(Goal of the exercise) Repeat the material below word for word and leave out all pictures.

=== Data to use ===

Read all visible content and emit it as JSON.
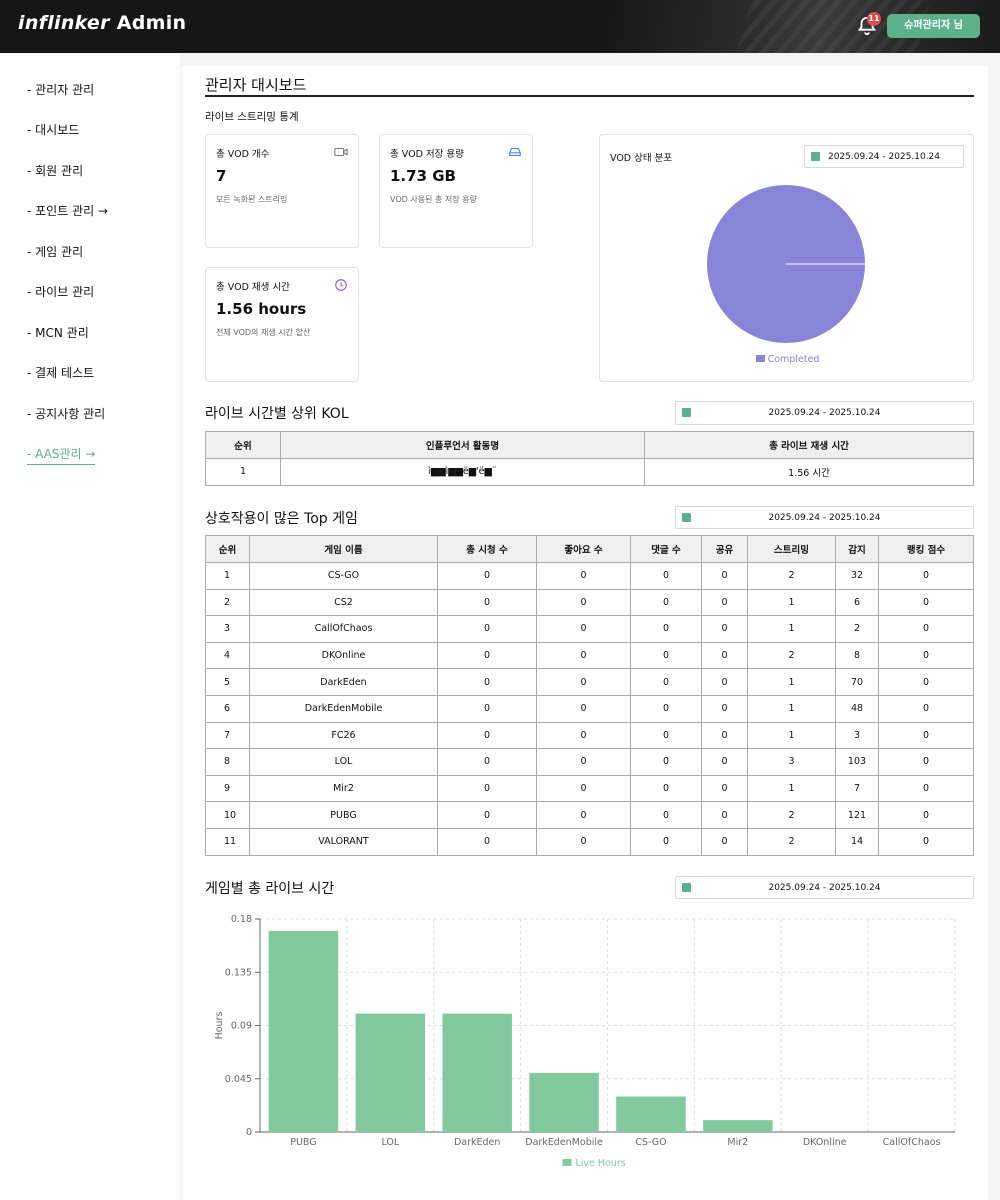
{
  "header": {
    "brand_logo": "inflinker",
    "brand_suffix": "Admin",
    "notification_count": "11",
    "user_button": "슈퍼관리자 님"
  },
  "sidebar": {
    "items": [
      {
        "label": "- 관리자 관리"
      },
      {
        "label": "- 대시보드"
      },
      {
        "label": "- 회원 관리"
      },
      {
        "label": "- 포인트 관리 →"
      },
      {
        "label": "- 게임 관리"
      },
      {
        "label": "- 라이브 관리"
      },
      {
        "label": "- MCN 관리"
      },
      {
        "label": "- 결제 테스트"
      },
      {
        "label": "- 공지사항 관리"
      },
      {
        "label": "- AAS관리 →"
      }
    ]
  },
  "page": {
    "title": "관리자 대시보드",
    "subtitle": "라이브 스트리밍 통계"
  },
  "stats": [
    {
      "label": "총 VOD 개수",
      "value": "7",
      "desc": "모든 녹화된 스트리밍",
      "icon": "video-icon"
    },
    {
      "label": "총 VOD 저장 용량",
      "value": "1.73 GB",
      "desc": "VOD 사용된 총 저장 용량",
      "icon": "storage-icon"
    },
    {
      "label": "총 VOD 재생 시간",
      "value": "1.56 hours",
      "desc": "전체 VOD의 재생 시간 합산",
      "icon": "clock-icon"
    }
  ],
  "pie": {
    "label": "VOD 상태 분포",
    "date_range": "2025.09.24 - 2025.10.24",
    "legend": "Completed",
    "color": "#8884d8"
  },
  "kol": {
    "title": "라이브 시간별 상위 KOL",
    "date_range": "2025.09.24 - 2025.10.24",
    "headers": [
      "순위",
      "인플루언서 활동명",
      "총 라이브 재생 시간"
    ],
    "rows": [
      [
        "1",
        "ì▆▆ì▆▆ë▆'ë▆¨",
        "1.56 시간"
      ]
    ]
  },
  "games": {
    "title": "상호작용이 많은 Top 게임",
    "date_range": "2025.09.24 - 2025.10.24",
    "headers": [
      "순위",
      "게임 이름",
      "총 시청 수",
      "좋아요 수",
      "댓글 수",
      "공유",
      "스트리밍",
      "감지",
      "랭킹 점수"
    ],
    "rows": [
      [
        "1",
        "CS-GO",
        "0",
        "0",
        "0",
        "0",
        "2",
        "32",
        "0"
      ],
      [
        "2",
        "CS2",
        "0",
        "0",
        "0",
        "0",
        "1",
        "6",
        "0"
      ],
      [
        "3",
        "CallOfChaos",
        "0",
        "0",
        "0",
        "0",
        "1",
        "2",
        "0"
      ],
      [
        "4",
        "DKOnline",
        "0",
        "0",
        "0",
        "0",
        "2",
        "8",
        "0"
      ],
      [
        "5",
        "DarkEden",
        "0",
        "0",
        "0",
        "0",
        "1",
        "70",
        "0"
      ],
      [
        "6",
        "DarkEdenMobile",
        "0",
        "0",
        "0",
        "0",
        "1",
        "48",
        "0"
      ],
      [
        "7",
        "FC26",
        "0",
        "0",
        "0",
        "0",
        "1",
        "3",
        "0"
      ],
      [
        "8",
        "LOL",
        "0",
        "0",
        "0",
        "0",
        "3",
        "103",
        "0"
      ],
      [
        "9",
        "Mir2",
        "0",
        "0",
        "0",
        "0",
        "1",
        "7",
        "0"
      ],
      [
        "10",
        "PUBG",
        "0",
        "0",
        "0",
        "0",
        "2",
        "121",
        "0"
      ],
      [
        "11",
        "VALORANT",
        "0",
        "0",
        "0",
        "0",
        "2",
        "14",
        "0"
      ]
    ]
  },
  "live_chart": {
    "title": "게임별 총 라이브 시간",
    "date_range": "2025.09.24 - 2025.10.24"
  },
  "chart_data": {
    "type": "bar",
    "categories": [
      "PUBG",
      "LOL",
      "DarkEden",
      "DarkEdenMobile",
      "CS-GO",
      "Mir2",
      "DKOnline",
      "CallOfChaos"
    ],
    "series": [
      {
        "name": "Live Hours",
        "values": [
          0.17,
          0.1,
          0.1,
          0.05,
          0.03,
          0.01,
          0,
          0
        ],
        "color": "#82ca9d"
      }
    ],
    "ylabel": "Hours",
    "ylim": [
      0,
      0.18
    ],
    "yticks": [
      "0",
      "0.045",
      "0.09",
      "0.135",
      "0.18"
    ],
    "grid": true,
    "legend_position": "bottom"
  },
  "colors": {
    "accent": "#5cb08a",
    "pie": "#8884d8",
    "bar": "#82ca9d"
  }
}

===

(Worked answer)
Read all visible content and emit it as JSON.
{
  "header": {
    "brand_logo": "inflinker",
    "brand_suffix": "Admin",
    "notification_count": "11",
    "user_button": "슈퍼관리자 님"
  },
  "sidebar": {
    "items": [
      {
        "label": "- 관리자 관리"
      },
      {
        "label": "- 대시보드"
      },
      {
        "label": "- 회원 관리"
      },
      {
        "label": "- 포인트 관리 →"
      },
      {
        "label": "- 게임 관리"
      },
      {
        "label": "- 라이브 관리"
      },
      {
        "label": "- MCN 관리"
      },
      {
        "label": "- 결제 테스트"
      },
      {
        "label": "- 공지사항 관리"
      },
      {
        "label": "- AAS관리 →"
      }
    ]
  },
  "page": {
    "title": "관리자 대시보드",
    "subtitle": "라이브 스트리밍 통계"
  },
  "stats": [
    {
      "label": "총 VOD 개수",
      "value": "7",
      "desc": "모든 녹화된 스트리밍",
      "icon": "video-icon"
    },
    {
      "label": "총 VOD 저장 용량",
      "value": "1.73 GB",
      "desc": "VOD 사용된 총 저장 용량",
      "icon": "storage-icon"
    },
    {
      "label": "총 VOD 재생 시간",
      "value": "1.56 hours",
      "desc": "전체 VOD의 재생 시간 합산",
      "icon": "clock-icon"
    }
  ],
  "pie": {
    "label": "VOD 상태 분포",
    "date_range": "2025.09.24 - 2025.10.24",
    "legend": "Completed",
    "color": "#8884d8"
  },
  "kol": {
    "title": "라이브 시간별 상위 KOL",
    "date_range": "2025.09.24 - 2025.10.24",
    "headers": [
      "순위",
      "인플루언서 활동명",
      "총 라이브 재생 시간"
    ],
    "rows": [
      [
        "1",
        "ì▆▆ì▆▆ë▆'ë▆¨",
        "1.56 시간"
      ]
    ]
  },
  "games": {
    "title": "상호작용이 많은 Top 게임",
    "date_range": "2025.09.24 - 2025.10.24",
    "headers": [
      "순위",
      "게임 이름",
      "총 시청 수",
      "좋아요 수",
      "댓글 수",
      "공유",
      "스트리밍",
      "감지",
      "랭킹 점수"
    ],
    "rows": [
      [
        "1",
        "CS-GO",
        "0",
        "0",
        "0",
        "0",
        "2",
        "32",
        "0"
      ],
      [
        "2",
        "CS2",
        "0",
        "0",
        "0",
        "0",
        "1",
        "6",
        "0"
      ],
      [
        "3",
        "CallOfChaos",
        "0",
        "0",
        "0",
        "0",
        "1",
        "2",
        "0"
      ],
      [
        "4",
        "DKOnline",
        "0",
        "0",
        "0",
        "0",
        "2",
        "8",
        "0"
      ],
      [
        "5",
        "DarkEden",
        "0",
        "0",
        "0",
        "0",
        "1",
        "70",
        "0"
      ],
      [
        "6",
        "DarkEdenMobile",
        "0",
        "0",
        "0",
        "0",
        "1",
        "48",
        "0"
      ],
      [
        "7",
        "FC26",
        "0",
        "0",
        "0",
        "0",
        "1",
        "3",
        "0"
      ],
      [
        "8",
        "LOL",
        "0",
        "0",
        "0",
        "0",
        "3",
        "103",
        "0"
      ],
      [
        "9",
        "Mir2",
        "0",
        "0",
        "0",
        "0",
        "1",
        "7",
        "0"
      ],
      [
        "10",
        "PUBG",
        "0",
        "0",
        "0",
        "0",
        "2",
        "121",
        "0"
      ],
      [
        "11",
        "VALORANT",
        "0",
        "0",
        "0",
        "0",
        "2",
        "14",
        "0"
      ]
    ]
  },
  "live_chart": {
    "title": "게임별 총 라이브 시간",
    "date_range": "2025.09.24 - 2025.10.24"
  },
  "chart_data": {
    "type": "bar",
    "categories": [
      "PUBG",
      "LOL",
      "DarkEden",
      "DarkEdenMobile",
      "CS-GO",
      "Mir2",
      "DKOnline",
      "CallOfChaos"
    ],
    "series": [
      {
        "name": "Live Hours",
        "values": [
          0.17,
          0.1,
          0.1,
          0.05,
          0.03,
          0.01,
          0,
          0
        ],
        "color": "#82ca9d"
      }
    ],
    "ylabel": "Hours",
    "ylim": [
      0,
      0.18
    ],
    "yticks": [
      "0",
      "0.045",
      "0.09",
      "0.135",
      "0.18"
    ],
    "grid": true,
    "legend_position": "bottom"
  },
  "colors": {
    "accent": "#5cb08a",
    "pie": "#8884d8",
    "bar": "#82ca9d"
  }
}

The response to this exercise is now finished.